• **EXERCISE REQUIREMENTS**
Gather the lines from the material that contain "revision".

• **EXERCISE INPUT**
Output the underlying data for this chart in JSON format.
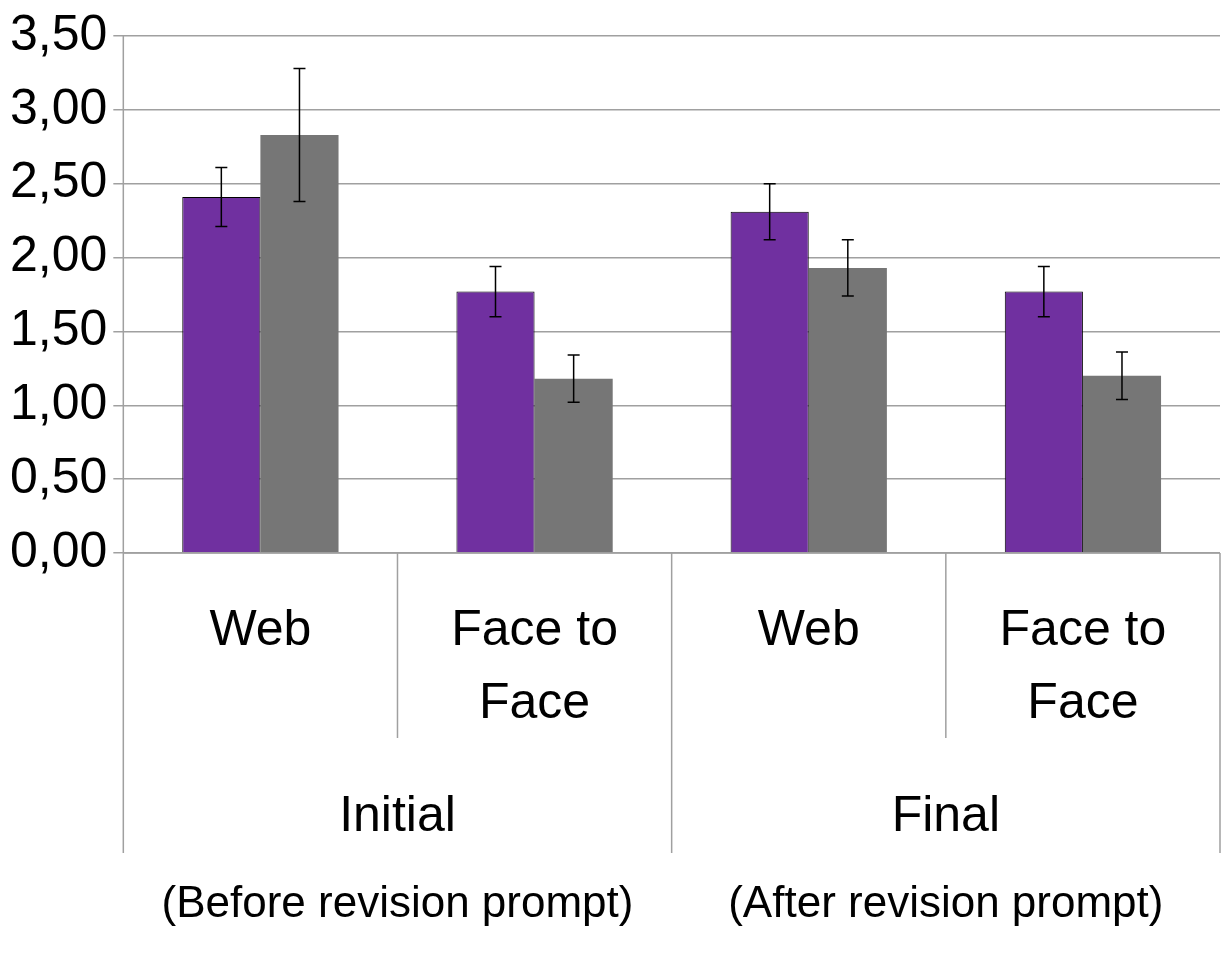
{
  "chart_data": {
    "type": "bar",
    "categories": [
      "Web",
      "Face to Face",
      "Web",
      "Face to Face"
    ],
    "series": [
      {
        "color": "#7030a0",
        "values": [
          2.41,
          1.77,
          2.31,
          1.77
        ],
        "errors": [
          0.2,
          0.17,
          0.19,
          0.17
        ]
      },
      {
        "color": "#767676",
        "values": [
          2.83,
          1.18,
          1.93,
          1.2
        ],
        "errors": [
          0.45,
          0.16,
          0.19,
          0.16
        ]
      }
    ],
    "ylim": [
      0,
      3.5
    ],
    "yticks": [
      {
        "value": 0,
        "label": "0,00"
      },
      {
        "value": 0.5,
        "label": "0,50"
      },
      {
        "value": 1,
        "label": "1,00"
      },
      {
        "value": 1.5,
        "label": "1,50"
      },
      {
        "value": 2,
        "label": "2,00"
      },
      {
        "value": 2.5,
        "label": "2,50"
      },
      {
        "value": 3,
        "label": "3,00"
      },
      {
        "value": 3.5,
        "label": "3,50"
      }
    ],
    "grid": "y",
    "legend": false,
    "annotations": [
      "Initial",
      "Final",
      "(Before revision prompt)",
      "(After revision prompt)"
    ]
  }
}
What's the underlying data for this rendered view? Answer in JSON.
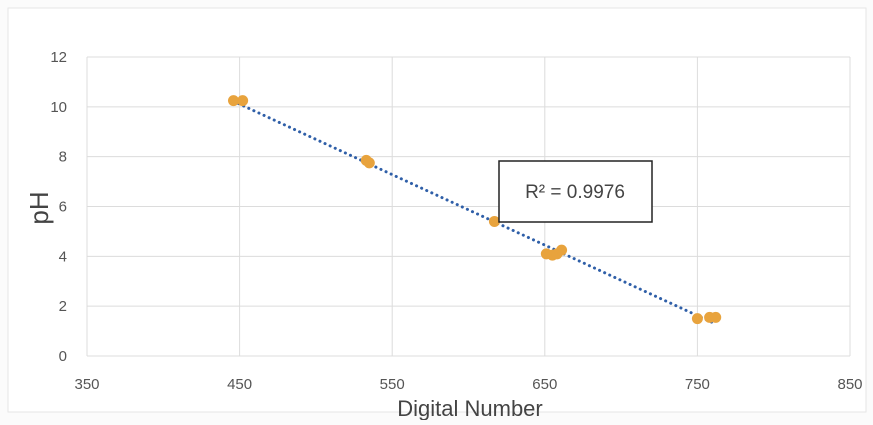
{
  "chart_data": {
    "type": "scatter",
    "title": "",
    "xlabel": "Digital Number",
    "ylabel": "pH",
    "xlim": [
      350,
      850
    ],
    "ylim": [
      0,
      12
    ],
    "xticks": [
      350,
      450,
      550,
      650,
      750,
      850
    ],
    "yticks": [
      0,
      2,
      4,
      6,
      8,
      10,
      12
    ],
    "grid": true,
    "series": [
      {
        "points": [
          {
            "x": 446,
            "y": 10.25
          },
          {
            "x": 452,
            "y": 10.25
          },
          {
            "x": 533,
            "y": 7.85
          },
          {
            "x": 535,
            "y": 7.75
          },
          {
            "x": 617,
            "y": 5.4
          },
          {
            "x": 651,
            "y": 4.1
          },
          {
            "x": 655,
            "y": 4.05
          },
          {
            "x": 658,
            "y": 4.1
          },
          {
            "x": 661,
            "y": 4.25
          },
          {
            "x": 750,
            "y": 1.5
          },
          {
            "x": 758,
            "y": 1.55
          },
          {
            "x": 762,
            "y": 1.55
          }
        ],
        "color": "#e8a33d"
      }
    ],
    "trendline": {
      "style": "dotted",
      "color": "#2f5fa8",
      "x_start": 446,
      "x_end": 762,
      "slope": -0.02829,
      "intercept": 22.84
    },
    "annotation": {
      "text": "R² = 0.9976"
    }
  }
}
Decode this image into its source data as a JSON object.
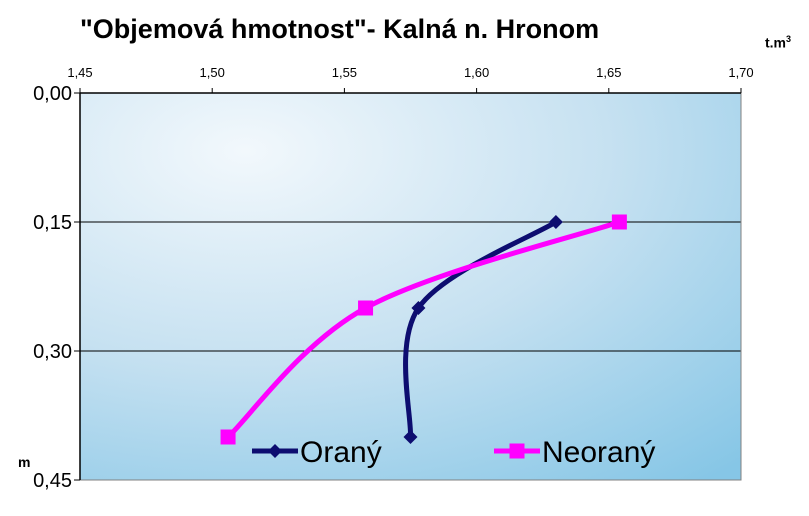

• **SOLUTION TO THIS PROBLEM**
      "(Before revision prompt)",
      "(After revision prompt)"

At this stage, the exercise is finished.